# [Excerpted records]
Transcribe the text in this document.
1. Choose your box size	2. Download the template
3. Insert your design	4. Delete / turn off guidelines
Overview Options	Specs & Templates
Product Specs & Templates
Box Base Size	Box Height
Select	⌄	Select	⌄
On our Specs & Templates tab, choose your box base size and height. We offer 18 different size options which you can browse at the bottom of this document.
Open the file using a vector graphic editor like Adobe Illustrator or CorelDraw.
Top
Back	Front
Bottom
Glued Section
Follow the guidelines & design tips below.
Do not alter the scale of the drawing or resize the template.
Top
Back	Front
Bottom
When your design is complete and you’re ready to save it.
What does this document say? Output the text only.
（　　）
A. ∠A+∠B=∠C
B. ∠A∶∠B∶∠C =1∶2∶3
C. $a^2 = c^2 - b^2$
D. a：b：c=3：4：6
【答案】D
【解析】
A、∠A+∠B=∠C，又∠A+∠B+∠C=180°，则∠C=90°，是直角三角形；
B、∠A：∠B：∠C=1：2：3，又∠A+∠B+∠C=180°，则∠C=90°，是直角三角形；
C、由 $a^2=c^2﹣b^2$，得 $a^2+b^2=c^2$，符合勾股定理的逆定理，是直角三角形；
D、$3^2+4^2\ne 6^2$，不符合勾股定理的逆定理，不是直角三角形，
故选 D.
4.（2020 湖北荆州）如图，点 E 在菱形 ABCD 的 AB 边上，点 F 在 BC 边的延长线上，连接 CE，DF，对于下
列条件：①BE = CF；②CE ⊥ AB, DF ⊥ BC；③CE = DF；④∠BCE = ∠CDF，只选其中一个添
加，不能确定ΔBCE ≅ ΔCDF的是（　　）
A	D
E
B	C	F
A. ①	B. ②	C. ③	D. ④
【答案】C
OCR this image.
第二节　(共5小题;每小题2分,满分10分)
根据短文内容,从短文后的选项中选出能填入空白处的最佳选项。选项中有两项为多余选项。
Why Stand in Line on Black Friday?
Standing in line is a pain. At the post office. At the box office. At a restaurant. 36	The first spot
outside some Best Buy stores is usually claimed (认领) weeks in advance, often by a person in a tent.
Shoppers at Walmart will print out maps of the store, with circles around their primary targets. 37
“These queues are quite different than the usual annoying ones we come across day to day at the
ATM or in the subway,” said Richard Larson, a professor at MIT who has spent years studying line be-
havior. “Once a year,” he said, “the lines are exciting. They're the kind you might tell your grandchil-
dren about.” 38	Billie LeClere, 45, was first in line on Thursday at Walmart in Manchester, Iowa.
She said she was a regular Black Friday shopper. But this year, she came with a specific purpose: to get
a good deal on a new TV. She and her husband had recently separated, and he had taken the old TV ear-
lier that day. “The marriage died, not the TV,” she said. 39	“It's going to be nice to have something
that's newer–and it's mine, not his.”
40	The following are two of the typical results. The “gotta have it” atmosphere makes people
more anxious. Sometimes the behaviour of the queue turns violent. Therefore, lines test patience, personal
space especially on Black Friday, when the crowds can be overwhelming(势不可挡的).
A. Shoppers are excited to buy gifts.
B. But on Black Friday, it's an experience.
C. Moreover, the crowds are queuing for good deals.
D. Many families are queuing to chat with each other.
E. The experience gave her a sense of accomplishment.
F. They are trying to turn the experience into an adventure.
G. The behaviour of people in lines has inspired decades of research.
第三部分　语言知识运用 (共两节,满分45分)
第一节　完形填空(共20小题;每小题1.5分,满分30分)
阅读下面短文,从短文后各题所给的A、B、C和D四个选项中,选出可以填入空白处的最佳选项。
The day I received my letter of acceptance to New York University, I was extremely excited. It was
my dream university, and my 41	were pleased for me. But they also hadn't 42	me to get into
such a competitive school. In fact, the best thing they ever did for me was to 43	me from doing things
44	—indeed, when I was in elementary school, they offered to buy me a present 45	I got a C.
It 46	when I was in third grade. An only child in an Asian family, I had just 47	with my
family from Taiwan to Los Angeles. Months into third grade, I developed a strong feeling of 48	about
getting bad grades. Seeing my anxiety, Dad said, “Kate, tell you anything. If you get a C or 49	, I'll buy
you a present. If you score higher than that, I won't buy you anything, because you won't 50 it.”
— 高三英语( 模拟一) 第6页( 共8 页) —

# [Your goal]
Quote every line of the data, word for word.

# [The reply]
Transcribe the text in this document.
1. Choose your box size	2. Download the template
3. Insert your design	4. Delete / turn off guidelines
Overview Options	Specs & Templates
Product Specs & Templates
Box Base Size	Box Height
Select	⌄	Select	⌄
On our Specs & Templates tab, choose your box base size and height. We offer 18 different size options which you can browse at the bottom of this document.
Open the file using a vector graphic editor like Adobe Illustrator or CorelDraw.
Top
Back	Front
Bottom
Glued Section
Follow the guidelines & design tips below.
Do not alter the scale of the drawing or resize the template.
Top
Back	Front
Bottom
When your design is complete and you’re ready to save it.
What does this document say? Output the text only.
（　　）
A. ∠A+∠B=∠C
B. ∠A∶∠B∶∠C =1∶2∶3
C. $a^2 = c^2 - b^2$
D. a：b：c=3：4：6
【答案】D
【解析】
A、∠A+∠B=∠C，又∠A+∠B+∠C=180°，则∠C=90°，是直角三角形；
B、∠A：∠B：∠C=1：2：3，又∠A+∠B+∠C=180°，则∠C=90°，是直角三角形；
C、由 $a^2=c^2﹣b^2$，得 $a^2+b^2=c^2$，符合勾股定理的逆定理，是直角三角形；
D、$3^2+4^2\ne 6^2$，不符合勾股定理的逆定理，不是直角三角形，
故选 D.
4.（2020 湖北荆州）如图，点 E 在菱形 ABCD 的 AB 边上，点 F 在 BC 边的延长线上，连接 CE，DF，对于下
列条件：①BE = CF；②CE ⊥ AB, DF ⊥ BC；③CE = DF；④∠BCE = ∠CDF，只选其中一个添
加，不能确定ΔBCE ≅ ΔCDF的是（　　）
A	D
E
B	C	F
A. ①	B. ②	C. ③	D. ④
【答案】C
OCR this image.
第二节　(共5小题;每小题2分,满分10分)
根据短文内容,从短文后的选项中选出能填入空白处的最佳选项。选项中有两项为多余选项。
Why Stand in Line on Black Friday?
Standing in line is a pain. At the post office. At the box office. At a restaurant. 36	The first spot
outside some Best Buy stores is usually claimed (认领) weeks in advance, often by a person in a tent.
Shoppers at Walmart will print out maps of the store, with circles around their primary targets. 37
“These queues are quite different than the usual annoying ones we come across day to day at the
ATM or in the subway,” said Richard Larson, a professor at MIT who has spent years studying line be-
havior. “Once a year,” he said, “the lines are exciting. They're the kind you might tell your grandchil-
dren about.” 38	Billie LeClere, 45, was first in line on Thursday at Walmart in Manchester, Iowa.
She said she was a regular Black Friday shopper. But this year, she came with a specific purpose: to get
a good deal on a new TV. She and her husband had recently separated, and he had taken the old TV ear-
lier that day. “The marriage died, not the TV,” she said. 39	“It's going to be nice to have something
that's newer–and it's mine, not his.”
40	The following are two of the typical results. The “gotta have it” atmosphere makes people
more anxious. Sometimes the behaviour of the queue turns violent. Therefore, lines test patience, personal
space especially on Black Friday, when the crowds can be overwhelming(势不可挡的).
A. Shoppers are excited to buy gifts.
B. But on Black Friday, it's an experience.
C. Moreover, the crowds are queuing for good deals.
D. Many families are queuing to chat with each other.
E. The experience gave her a sense of accomplishment.
F. They are trying to turn the experience into an adventure.
G. The behaviour of people in lines has inspired decades of research.
第三部分　语言知识运用 (共两节,满分45分)
第一节　完形填空(共20小题;每小题1.5分,满分30分)
阅读下面短文,从短文后各题所给的A、B、C和D四个选项中,选出可以填入空白处的最佳选项。
The day I received my letter of acceptance to New York University, I was extremely excited. It was
my dream university, and my 41	were pleased for me. But they also hadn't 42	me to get into
such a competitive school. In fact, the best thing they ever did for me was to 43	me from doing things
44	—indeed, when I was in elementary school, they offered to buy me a present 45	I got a C.
It 46	when I was in third grade. An only child in an Asian family, I had just 47	with my
family from Taiwan to Los Angeles. Months into third grade, I developed a strong feeling of 48	about
getting bad grades. Seeing my anxiety, Dad said, “Kate, tell you anything. If you get a C or 49	, I'll buy
you a present. If you score higher than that, I won't buy you anything, because you won't 50 it.”
— 高三英语( 模拟一) 第6页( 共8 页) —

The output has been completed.